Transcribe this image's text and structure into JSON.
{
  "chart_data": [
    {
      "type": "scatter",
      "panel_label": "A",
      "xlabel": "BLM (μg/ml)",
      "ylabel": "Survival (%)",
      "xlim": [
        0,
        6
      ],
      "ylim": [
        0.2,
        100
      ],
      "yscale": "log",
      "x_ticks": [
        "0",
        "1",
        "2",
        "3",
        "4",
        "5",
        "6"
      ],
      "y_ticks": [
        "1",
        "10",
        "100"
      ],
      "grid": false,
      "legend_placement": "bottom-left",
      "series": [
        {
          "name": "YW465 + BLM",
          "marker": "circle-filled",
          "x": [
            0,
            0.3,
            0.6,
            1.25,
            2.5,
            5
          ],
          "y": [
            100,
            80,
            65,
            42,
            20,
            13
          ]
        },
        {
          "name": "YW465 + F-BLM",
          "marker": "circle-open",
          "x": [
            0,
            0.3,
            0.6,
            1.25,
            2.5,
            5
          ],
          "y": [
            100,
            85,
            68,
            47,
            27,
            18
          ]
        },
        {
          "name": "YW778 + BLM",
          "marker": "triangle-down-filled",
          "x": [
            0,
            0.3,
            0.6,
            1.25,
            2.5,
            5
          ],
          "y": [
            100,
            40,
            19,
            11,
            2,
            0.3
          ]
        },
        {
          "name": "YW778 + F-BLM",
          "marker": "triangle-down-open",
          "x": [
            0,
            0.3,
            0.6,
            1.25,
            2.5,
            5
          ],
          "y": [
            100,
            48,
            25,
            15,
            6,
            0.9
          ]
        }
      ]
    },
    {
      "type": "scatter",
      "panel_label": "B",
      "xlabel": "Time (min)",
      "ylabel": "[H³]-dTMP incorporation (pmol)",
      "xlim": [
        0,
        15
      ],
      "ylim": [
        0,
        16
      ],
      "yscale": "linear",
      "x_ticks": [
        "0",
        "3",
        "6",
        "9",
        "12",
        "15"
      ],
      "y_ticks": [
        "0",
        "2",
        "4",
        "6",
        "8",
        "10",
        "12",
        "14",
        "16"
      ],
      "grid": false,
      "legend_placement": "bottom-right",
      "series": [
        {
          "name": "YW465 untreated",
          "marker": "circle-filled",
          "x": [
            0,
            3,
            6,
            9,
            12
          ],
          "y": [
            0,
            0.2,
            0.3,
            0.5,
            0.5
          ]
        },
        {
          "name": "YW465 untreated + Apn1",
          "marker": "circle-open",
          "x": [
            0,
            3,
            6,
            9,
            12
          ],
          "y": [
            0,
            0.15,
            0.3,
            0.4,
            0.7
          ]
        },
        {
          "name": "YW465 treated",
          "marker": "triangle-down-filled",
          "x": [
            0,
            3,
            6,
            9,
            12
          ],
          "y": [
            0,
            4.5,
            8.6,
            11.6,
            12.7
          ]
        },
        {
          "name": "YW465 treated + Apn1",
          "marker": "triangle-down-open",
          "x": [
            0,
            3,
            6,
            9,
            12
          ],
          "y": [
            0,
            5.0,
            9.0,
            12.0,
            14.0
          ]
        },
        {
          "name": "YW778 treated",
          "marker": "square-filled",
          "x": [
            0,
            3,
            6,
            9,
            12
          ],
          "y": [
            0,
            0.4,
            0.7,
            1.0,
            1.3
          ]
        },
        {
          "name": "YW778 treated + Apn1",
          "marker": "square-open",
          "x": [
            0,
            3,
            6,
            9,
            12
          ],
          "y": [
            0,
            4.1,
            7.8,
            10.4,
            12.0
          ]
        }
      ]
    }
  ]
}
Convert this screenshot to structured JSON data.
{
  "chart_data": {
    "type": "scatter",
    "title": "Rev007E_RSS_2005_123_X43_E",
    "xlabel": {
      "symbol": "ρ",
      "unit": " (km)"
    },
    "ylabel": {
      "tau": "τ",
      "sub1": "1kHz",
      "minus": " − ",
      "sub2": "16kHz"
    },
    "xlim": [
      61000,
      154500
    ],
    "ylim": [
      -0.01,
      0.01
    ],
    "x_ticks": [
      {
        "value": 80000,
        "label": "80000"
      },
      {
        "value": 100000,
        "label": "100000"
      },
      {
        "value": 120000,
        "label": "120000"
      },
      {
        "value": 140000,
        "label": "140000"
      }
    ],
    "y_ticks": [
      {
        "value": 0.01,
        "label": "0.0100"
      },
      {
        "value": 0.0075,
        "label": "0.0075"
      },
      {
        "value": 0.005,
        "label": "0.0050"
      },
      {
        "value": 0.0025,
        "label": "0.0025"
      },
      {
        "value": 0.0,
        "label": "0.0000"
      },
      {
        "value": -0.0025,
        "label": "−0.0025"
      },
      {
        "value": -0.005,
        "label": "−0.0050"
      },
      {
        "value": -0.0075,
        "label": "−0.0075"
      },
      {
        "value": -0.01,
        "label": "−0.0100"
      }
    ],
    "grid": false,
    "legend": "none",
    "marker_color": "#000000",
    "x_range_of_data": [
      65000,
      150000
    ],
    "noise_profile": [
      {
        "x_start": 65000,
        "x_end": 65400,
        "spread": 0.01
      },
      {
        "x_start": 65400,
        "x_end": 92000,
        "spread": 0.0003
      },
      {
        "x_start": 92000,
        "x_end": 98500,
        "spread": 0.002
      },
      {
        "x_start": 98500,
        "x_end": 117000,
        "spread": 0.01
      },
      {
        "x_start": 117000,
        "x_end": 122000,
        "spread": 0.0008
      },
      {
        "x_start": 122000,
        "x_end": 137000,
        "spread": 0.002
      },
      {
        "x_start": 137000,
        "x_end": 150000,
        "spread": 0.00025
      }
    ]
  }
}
===============
EXERCISE PROMPT:
Reproduce all the data word for word.

EXERCISE OUTPUT:
Transcribe this image's text and structure into JSON.
{
  "chart_data": [
    {
      "type": "scatter",
      "panel_label": "A",
      "xlabel": "BLM (μg/ml)",
      "ylabel": "Survival (%)",
      "xlim": [
        0,
        6
      ],
      "ylim": [
        0.2,
        100
      ],
      "yscale": "log",
      "x_ticks": [
        "0",
        "1",
        "2",
        "3",
        "4",
        "5",
        "6"
      ],
      "y_ticks": [
        "1",
        "10",
        "100"
      ],
      "grid": false,
      "legend_placement": "bottom-left",
      "series": [
        {
          "name": "YW465 + BLM",
          "marker": "circle-filled",
          "x": [
            0,
            0.3,
            0.6,
            1.25,
            2.5,
            5
          ],
          "y": [
            100,
            80,
            65,
            42,
            20,
            13
          ]
        },
        {
          "name": "YW465 + F-BLM",
          "marker": "circle-open",
          "x": [
            0,
            0.3,
            0.6,
            1.25,
            2.5,
            5
          ],
          "y": [
            100,
            85,
            68,
            47,
            27,
            18
          ]
        },
        {
          "name": "YW778 + BLM",
          "marker": "triangle-down-filled",
          "x": [
            0,
            0.3,
            0.6,
            1.25,
            2.5,
            5
          ],
          "y": [
            100,
            40,
            19,
            11,
            2,
            0.3
          ]
        },
        {
          "name": "YW778 + F-BLM",
          "marker": "triangle-down-open",
          "x": [
            0,
            0.3,
            0.6,
            1.25,
            2.5,
            5
          ],
          "y": [
            100,
            48,
            25,
            15,
            6,
            0.9
          ]
        }
      ]
    },
    {
      "type": "scatter",
      "panel_label": "B",
      "xlabel": "Time (min)",
      "ylabel": "[H³]-dTMP incorporation (pmol)",
      "xlim": [
        0,
        15
      ],
      "ylim": [
        0,
        16
      ],
      "yscale": "linear",
      "x_ticks": [
        "0",
        "3",
        "6",
        "9",
        "12",
        "15"
      ],
      "y_ticks": [
        "0",
        "2",
        "4",
        "6",
        "8",
        "10",
        "12",
        "14",
        "16"
      ],
      "grid": false,
      "legend_placement": "bottom-right",
      "series": [
        {
          "name": "YW465 untreated",
          "marker": "circle-filled",
          "x": [
            0,
            3,
            6,
            9,
            12
          ],
          "y": [
            0,
            0.2,
            0.3,
            0.5,
            0.5
          ]
        },
        {
          "name": "YW465 untreated + Apn1",
          "marker": "circle-open",
          "x": [
            0,
            3,
            6,
            9,
            12
          ],
          "y": [
            0,
            0.15,
            0.3,
            0.4,
            0.7
          ]
        },
        {
          "name": "YW465 treated",
          "marker": "triangle-down-filled",
          "x": [
            0,
            3,
            6,
            9,
            12
          ],
          "y": [
            0,
            4.5,
            8.6,
            11.6,
            12.7
          ]
        },
        {
          "name": "YW465 treated + Apn1",
          "marker": "triangle-down-open",
          "x": [
            0,
            3,
            6,
            9,
            12
          ],
          "y": [
            0,
            5.0,
            9.0,
            12.0,
            14.0
          ]
        },
        {
          "name": "YW778 treated",
          "marker": "square-filled",
          "x": [
            0,
            3,
            6,
            9,
            12
          ],
          "y": [
            0,
            0.4,
            0.7,
            1.0,
            1.3
          ]
        },
        {
          "name": "YW778 treated + Apn1",
          "marker": "square-open",
          "x": [
            0,
            3,
            6,
            9,
            12
          ],
          "y": [
            0,
            4.1,
            7.8,
            10.4,
            12.0
          ]
        }
      ]
    }
  ]
}
Convert this screenshot to structured JSON data.
{
  "chart_data": {
    "type": "scatter",
    "title": "Rev007E_RSS_2005_123_X43_E",
    "xlabel": {
      "symbol": "ρ",
      "unit": " (km)"
    },
    "ylabel": {
      "tau": "τ",
      "sub1": "1kHz",
      "minus": " − ",
      "sub2": "16kHz"
    },
    "xlim": [
      61000,
      154500
    ],
    "ylim": [
      -0.01,
      0.01
    ],
    "x_ticks": [
      {
        "value": 80000,
        "label": "80000"
      },
      {
        "value": 100000,
        "label": "100000"
      },
      {
        "value": 120000,
        "label": "120000"
      },
      {
        "value": 140000,
        "label": "140000"
      }
    ],
    "y_ticks": [
      {
        "value": 0.01,
        "label": "0.0100"
      },
      {
        "value": 0.0075,
        "label": "0.0075"
      },
      {
        "value": 0.005,
        "label": "0.0050"
      },
      {
        "value": 0.0025,
        "label": "0.0025"
      },
      {
        "value": 0.0,
        "label": "0.0000"
      },
      {
        "value": -0.0025,
        "label": "−0.0025"
      },
      {
        "value": -0.005,
        "label": "−0.0050"
      },
      {
        "value": -0.0075,
        "label": "−0.0075"
      },
      {
        "value": -0.01,
        "label": "−0.0100"
      }
    ],
    "grid": false,
    "legend": "none",
    "marker_color": "#000000",
    "x_range_of_data": [
      65000,
      150000
    ],
    "noise_profile": [
      {
        "x_start": 65000,
        "x_end": 65400,
        "spread": 0.01
      },
      {
        "x_start": 65400,
        "x_end": 92000,
        "spread": 0.0003
      },
      {
        "x_start": 92000,
        "x_end": 98500,
        "spread": 0.002
      },
      {
        "x_start": 98500,
        "x_end": 117000,
        "spread": 0.01
      },
      {
        "x_start": 117000,
        "x_end": 122000,
        "spread": 0.0008
      },
      {
        "x_start": 122000,
        "x_end": 137000,
        "spread": 0.002
      },
      {
        "x_start": 137000,
        "x_end": 150000,
        "spread": 0.00025
      }
    ]
  }
}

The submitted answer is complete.